> _Given request_
Extract and list every line that contains the word "fhreagra".

> _Saved data entries_
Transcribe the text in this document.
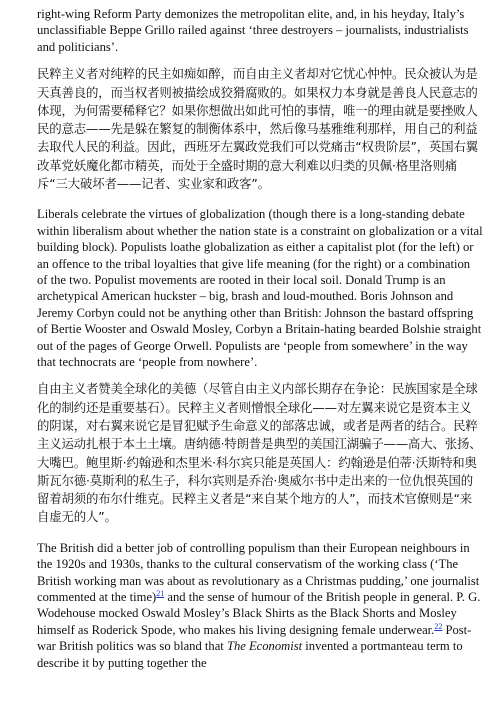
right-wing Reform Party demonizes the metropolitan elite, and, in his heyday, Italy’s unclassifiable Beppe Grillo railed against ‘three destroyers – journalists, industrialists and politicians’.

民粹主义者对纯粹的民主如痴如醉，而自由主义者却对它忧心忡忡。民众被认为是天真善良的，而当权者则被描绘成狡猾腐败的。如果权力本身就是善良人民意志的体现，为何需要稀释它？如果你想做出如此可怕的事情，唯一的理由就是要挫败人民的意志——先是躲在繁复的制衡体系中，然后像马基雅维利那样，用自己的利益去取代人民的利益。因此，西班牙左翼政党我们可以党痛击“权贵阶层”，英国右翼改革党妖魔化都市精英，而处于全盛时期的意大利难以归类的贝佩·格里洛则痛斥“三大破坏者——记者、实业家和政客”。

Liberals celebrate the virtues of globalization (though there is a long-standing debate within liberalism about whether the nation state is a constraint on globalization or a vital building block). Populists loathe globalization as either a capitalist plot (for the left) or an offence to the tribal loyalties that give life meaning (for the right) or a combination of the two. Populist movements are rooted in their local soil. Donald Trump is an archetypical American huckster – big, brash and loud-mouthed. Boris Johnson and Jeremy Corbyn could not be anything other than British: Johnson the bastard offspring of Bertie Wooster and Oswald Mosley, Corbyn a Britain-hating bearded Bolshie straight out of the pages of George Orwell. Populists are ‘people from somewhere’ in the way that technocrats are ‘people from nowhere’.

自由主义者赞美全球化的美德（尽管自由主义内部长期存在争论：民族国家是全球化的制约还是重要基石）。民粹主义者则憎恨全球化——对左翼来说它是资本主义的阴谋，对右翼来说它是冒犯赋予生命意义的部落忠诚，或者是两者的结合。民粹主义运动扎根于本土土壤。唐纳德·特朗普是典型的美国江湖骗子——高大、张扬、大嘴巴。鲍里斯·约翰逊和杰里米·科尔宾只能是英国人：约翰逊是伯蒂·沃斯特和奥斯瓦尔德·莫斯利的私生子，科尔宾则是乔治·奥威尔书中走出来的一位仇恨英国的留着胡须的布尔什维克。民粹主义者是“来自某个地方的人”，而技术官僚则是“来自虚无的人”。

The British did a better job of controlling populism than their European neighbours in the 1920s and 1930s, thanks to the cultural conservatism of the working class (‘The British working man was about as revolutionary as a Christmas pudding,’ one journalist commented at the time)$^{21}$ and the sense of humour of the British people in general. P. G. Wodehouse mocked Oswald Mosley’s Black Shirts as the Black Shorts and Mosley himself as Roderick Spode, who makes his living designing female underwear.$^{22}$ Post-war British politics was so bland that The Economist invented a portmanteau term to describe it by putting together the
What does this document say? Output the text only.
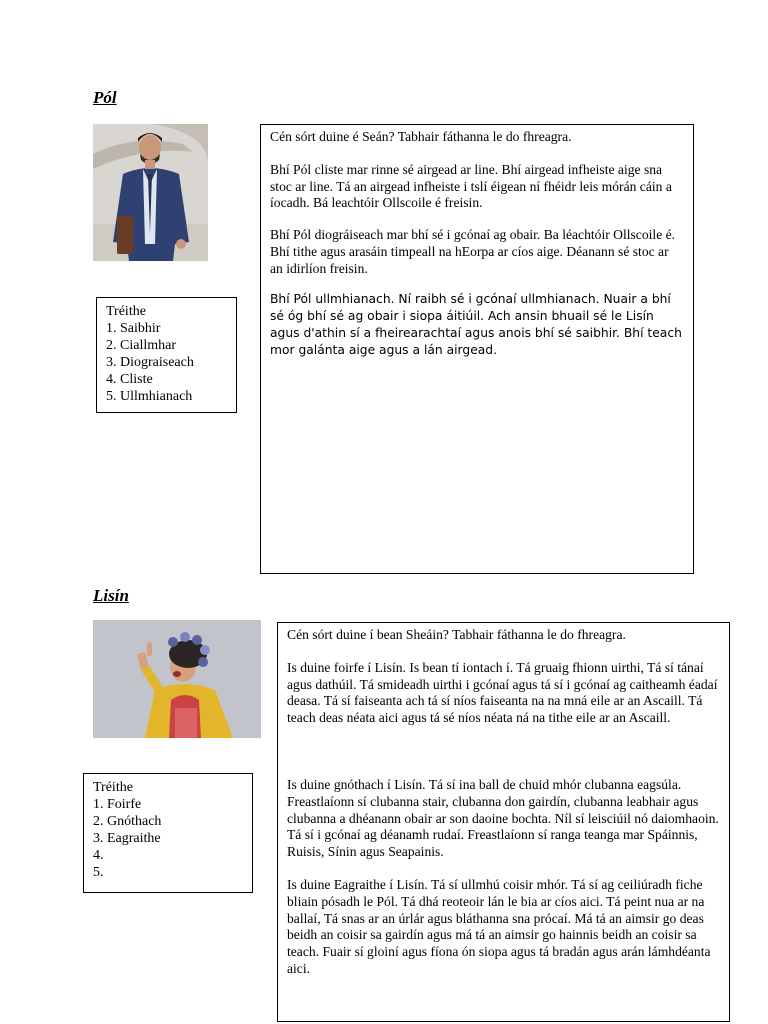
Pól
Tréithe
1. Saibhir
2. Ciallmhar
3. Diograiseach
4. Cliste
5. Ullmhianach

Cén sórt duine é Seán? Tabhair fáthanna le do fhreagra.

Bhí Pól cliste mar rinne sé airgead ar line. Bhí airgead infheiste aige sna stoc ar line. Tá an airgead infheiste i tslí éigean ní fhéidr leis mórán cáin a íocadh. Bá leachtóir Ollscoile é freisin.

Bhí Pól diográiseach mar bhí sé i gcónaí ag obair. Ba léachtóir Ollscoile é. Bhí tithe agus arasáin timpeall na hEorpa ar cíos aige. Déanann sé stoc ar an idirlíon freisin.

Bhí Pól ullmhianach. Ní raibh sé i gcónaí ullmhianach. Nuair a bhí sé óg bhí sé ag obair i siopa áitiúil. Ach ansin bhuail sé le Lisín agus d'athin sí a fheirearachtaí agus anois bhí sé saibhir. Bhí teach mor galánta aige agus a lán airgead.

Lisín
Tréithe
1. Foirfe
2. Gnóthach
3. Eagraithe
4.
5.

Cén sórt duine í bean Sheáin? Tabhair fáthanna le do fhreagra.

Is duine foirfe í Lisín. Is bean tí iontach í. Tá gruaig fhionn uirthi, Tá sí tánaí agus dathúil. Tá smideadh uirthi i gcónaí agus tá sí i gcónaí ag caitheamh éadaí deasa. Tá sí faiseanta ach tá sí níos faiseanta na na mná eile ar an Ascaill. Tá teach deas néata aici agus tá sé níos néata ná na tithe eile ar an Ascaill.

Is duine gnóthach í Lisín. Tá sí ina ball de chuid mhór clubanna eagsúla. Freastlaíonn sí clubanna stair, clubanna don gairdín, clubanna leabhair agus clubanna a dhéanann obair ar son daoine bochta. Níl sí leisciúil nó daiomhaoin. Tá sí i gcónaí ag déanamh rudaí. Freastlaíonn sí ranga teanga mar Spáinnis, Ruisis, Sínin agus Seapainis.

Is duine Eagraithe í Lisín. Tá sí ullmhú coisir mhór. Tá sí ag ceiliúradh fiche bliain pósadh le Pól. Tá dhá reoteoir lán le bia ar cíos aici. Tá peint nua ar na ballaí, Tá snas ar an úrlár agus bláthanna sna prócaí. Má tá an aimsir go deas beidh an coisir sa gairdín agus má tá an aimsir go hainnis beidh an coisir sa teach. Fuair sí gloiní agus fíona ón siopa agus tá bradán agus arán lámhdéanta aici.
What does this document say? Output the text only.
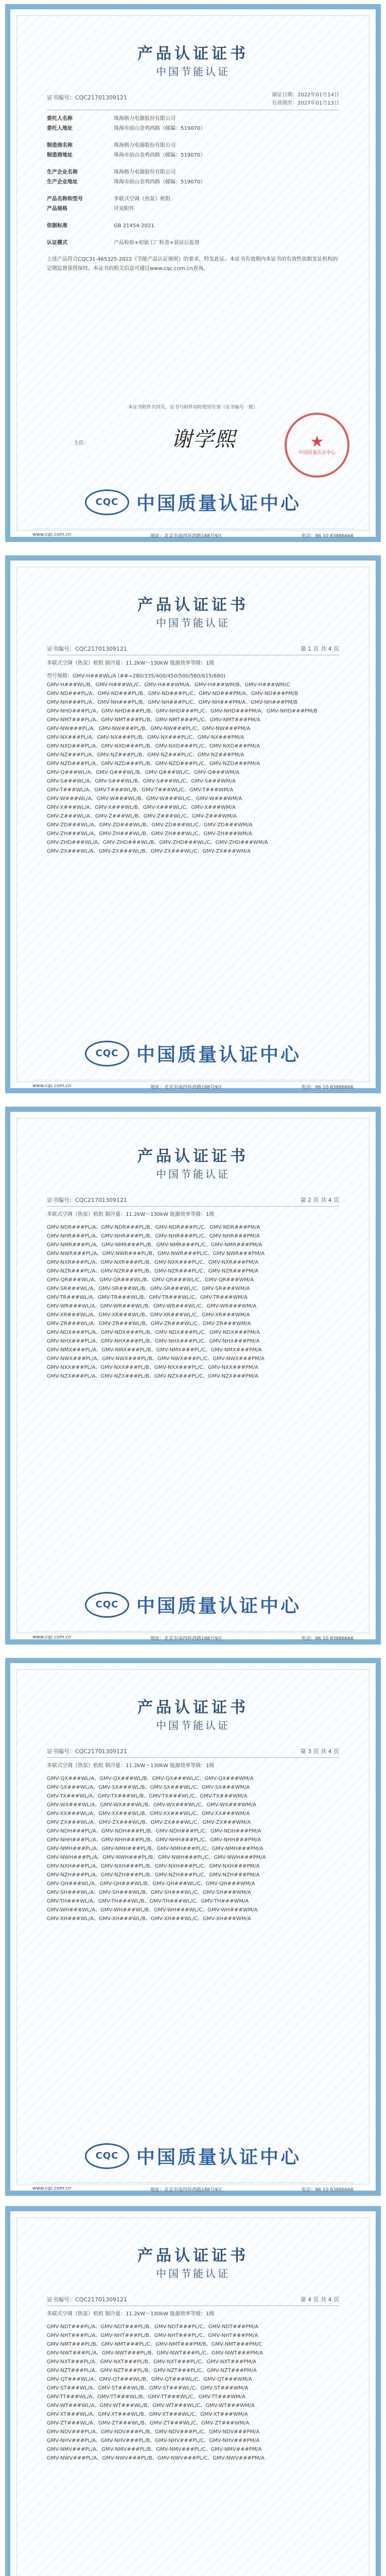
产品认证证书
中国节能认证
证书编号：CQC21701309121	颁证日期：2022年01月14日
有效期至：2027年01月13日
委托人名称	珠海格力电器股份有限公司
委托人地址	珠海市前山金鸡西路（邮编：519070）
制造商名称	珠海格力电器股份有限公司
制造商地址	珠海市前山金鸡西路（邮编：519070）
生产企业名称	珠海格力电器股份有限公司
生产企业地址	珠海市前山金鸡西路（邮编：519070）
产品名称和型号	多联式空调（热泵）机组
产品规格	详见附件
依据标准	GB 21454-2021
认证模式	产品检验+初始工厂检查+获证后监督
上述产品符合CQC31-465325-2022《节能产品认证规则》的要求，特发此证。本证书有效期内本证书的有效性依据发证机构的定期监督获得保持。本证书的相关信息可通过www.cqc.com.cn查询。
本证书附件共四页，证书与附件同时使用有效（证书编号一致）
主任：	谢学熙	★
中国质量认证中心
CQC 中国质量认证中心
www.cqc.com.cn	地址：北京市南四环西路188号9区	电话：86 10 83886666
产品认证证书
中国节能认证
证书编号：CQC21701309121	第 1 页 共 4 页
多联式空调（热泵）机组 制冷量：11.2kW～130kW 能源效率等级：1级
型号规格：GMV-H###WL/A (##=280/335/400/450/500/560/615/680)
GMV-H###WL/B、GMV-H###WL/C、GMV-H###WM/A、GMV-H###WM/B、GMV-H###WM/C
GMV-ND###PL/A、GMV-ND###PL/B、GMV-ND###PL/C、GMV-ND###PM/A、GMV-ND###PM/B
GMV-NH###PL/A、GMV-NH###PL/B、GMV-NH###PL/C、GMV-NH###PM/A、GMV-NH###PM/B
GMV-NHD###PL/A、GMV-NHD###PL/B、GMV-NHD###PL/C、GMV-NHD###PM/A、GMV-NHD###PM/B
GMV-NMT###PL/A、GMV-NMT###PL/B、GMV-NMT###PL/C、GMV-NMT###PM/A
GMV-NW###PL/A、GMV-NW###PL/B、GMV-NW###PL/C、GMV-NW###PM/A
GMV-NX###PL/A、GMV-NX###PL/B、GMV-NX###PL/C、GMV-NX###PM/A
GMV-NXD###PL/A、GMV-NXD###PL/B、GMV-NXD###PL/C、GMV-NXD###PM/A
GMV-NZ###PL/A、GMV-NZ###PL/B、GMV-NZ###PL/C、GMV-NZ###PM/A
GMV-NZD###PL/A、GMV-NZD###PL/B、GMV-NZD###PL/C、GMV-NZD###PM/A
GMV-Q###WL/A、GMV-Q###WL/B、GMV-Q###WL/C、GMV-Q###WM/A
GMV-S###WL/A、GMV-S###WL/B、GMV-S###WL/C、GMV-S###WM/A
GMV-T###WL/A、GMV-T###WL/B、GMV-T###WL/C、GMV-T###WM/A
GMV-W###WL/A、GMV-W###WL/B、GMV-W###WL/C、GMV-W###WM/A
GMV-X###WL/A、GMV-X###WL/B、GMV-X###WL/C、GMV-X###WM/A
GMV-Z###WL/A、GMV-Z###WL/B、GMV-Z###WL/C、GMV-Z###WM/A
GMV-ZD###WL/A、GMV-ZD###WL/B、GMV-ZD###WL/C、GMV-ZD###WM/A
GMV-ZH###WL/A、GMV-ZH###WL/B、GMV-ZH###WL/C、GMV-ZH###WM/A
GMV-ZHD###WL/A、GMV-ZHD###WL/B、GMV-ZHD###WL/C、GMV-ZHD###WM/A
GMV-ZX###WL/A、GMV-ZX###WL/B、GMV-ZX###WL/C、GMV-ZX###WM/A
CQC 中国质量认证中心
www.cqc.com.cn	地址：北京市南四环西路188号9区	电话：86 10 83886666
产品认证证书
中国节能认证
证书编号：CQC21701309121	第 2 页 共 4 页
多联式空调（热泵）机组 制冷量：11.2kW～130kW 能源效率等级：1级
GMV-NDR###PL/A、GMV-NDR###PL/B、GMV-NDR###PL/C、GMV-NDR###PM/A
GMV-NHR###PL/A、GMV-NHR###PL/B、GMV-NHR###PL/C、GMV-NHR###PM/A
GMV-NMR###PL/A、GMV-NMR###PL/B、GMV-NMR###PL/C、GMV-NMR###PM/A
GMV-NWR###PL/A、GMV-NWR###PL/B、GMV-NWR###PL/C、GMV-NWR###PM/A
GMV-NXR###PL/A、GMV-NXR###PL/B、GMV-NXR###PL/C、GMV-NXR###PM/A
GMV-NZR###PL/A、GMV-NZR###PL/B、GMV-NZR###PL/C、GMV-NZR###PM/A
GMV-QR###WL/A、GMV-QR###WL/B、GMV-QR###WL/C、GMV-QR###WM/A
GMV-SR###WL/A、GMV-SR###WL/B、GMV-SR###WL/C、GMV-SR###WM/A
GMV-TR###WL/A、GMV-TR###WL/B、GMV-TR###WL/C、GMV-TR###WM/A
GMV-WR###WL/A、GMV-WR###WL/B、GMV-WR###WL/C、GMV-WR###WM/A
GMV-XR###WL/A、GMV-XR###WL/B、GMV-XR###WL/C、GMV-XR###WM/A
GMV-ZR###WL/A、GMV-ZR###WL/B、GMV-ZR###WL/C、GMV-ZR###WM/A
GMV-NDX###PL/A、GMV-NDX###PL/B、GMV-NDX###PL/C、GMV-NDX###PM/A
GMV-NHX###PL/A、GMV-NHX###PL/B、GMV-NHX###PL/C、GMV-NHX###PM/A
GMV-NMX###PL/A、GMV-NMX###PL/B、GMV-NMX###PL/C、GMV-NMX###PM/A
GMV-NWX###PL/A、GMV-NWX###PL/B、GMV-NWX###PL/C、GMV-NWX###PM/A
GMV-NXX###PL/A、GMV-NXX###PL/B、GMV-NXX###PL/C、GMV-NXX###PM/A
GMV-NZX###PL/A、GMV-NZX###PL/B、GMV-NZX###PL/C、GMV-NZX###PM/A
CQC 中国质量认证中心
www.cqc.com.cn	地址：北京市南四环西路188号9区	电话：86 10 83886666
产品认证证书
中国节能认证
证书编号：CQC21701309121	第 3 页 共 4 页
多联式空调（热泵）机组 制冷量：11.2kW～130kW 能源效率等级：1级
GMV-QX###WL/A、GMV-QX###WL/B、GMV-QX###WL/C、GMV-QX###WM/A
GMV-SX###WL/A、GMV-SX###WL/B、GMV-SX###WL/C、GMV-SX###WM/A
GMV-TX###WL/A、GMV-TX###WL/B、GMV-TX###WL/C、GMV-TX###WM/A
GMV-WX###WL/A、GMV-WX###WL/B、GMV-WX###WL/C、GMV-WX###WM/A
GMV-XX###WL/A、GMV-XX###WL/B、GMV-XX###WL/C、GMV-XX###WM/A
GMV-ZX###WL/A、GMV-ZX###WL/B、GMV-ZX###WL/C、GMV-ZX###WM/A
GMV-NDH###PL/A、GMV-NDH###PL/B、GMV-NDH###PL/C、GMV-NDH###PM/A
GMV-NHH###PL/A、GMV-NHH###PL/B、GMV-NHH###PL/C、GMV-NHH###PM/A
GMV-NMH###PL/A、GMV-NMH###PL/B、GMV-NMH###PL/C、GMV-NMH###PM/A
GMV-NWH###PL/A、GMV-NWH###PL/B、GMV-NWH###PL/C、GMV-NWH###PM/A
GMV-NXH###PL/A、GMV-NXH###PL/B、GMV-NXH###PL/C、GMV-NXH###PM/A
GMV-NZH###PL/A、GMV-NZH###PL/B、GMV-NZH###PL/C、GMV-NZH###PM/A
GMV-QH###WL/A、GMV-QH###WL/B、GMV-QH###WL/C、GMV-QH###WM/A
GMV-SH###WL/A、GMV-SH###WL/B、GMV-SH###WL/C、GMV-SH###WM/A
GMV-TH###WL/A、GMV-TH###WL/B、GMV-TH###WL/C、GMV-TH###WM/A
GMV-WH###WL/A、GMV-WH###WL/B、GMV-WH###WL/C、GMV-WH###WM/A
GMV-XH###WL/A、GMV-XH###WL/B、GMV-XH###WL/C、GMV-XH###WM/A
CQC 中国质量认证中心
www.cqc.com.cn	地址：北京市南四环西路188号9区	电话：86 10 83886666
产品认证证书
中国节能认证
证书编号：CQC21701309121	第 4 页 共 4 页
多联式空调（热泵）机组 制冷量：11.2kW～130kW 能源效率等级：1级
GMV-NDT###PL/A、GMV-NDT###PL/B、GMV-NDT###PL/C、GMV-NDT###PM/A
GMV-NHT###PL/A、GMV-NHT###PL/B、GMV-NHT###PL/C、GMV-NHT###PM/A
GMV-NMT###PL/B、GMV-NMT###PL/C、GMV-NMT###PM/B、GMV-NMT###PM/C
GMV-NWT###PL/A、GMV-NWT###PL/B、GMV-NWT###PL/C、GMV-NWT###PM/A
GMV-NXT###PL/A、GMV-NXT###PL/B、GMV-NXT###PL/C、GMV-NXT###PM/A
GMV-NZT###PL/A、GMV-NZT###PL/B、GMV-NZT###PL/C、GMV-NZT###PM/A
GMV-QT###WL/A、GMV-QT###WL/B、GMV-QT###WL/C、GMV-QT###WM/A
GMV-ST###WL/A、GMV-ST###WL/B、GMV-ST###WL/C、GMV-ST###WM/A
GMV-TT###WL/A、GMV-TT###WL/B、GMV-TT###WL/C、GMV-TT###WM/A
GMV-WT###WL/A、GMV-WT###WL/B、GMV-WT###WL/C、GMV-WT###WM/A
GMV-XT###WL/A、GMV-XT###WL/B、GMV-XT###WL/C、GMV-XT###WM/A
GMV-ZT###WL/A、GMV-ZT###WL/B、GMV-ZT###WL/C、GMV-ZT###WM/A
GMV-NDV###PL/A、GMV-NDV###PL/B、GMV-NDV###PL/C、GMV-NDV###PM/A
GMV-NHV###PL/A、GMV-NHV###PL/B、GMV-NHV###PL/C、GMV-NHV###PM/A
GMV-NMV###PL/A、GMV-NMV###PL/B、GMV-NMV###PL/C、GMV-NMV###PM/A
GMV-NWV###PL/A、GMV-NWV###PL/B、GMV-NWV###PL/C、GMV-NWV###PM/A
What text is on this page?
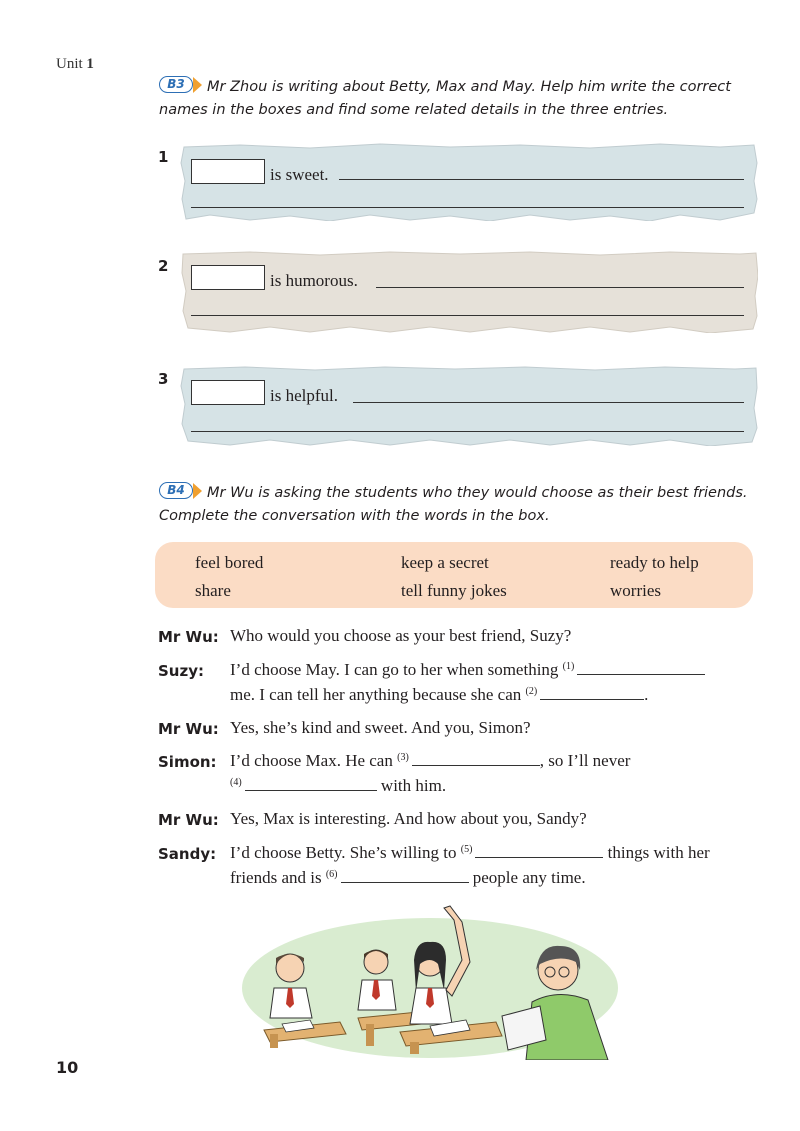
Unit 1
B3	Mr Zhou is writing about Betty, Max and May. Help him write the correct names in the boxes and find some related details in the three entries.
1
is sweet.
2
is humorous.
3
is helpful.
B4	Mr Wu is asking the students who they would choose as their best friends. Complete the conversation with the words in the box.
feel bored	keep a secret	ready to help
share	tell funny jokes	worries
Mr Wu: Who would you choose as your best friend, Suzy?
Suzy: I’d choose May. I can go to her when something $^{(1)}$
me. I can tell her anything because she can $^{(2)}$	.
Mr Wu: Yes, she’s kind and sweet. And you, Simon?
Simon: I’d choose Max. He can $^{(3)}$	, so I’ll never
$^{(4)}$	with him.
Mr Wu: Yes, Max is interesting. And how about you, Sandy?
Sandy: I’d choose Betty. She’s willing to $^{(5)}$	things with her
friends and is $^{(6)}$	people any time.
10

> _Task response_
Cén sórt duine é Seán? Tabhair fáthanna le do fhreagra.
Cén sórt duine í bean Sheáin? Tabhair fáthanna le do fhreagra.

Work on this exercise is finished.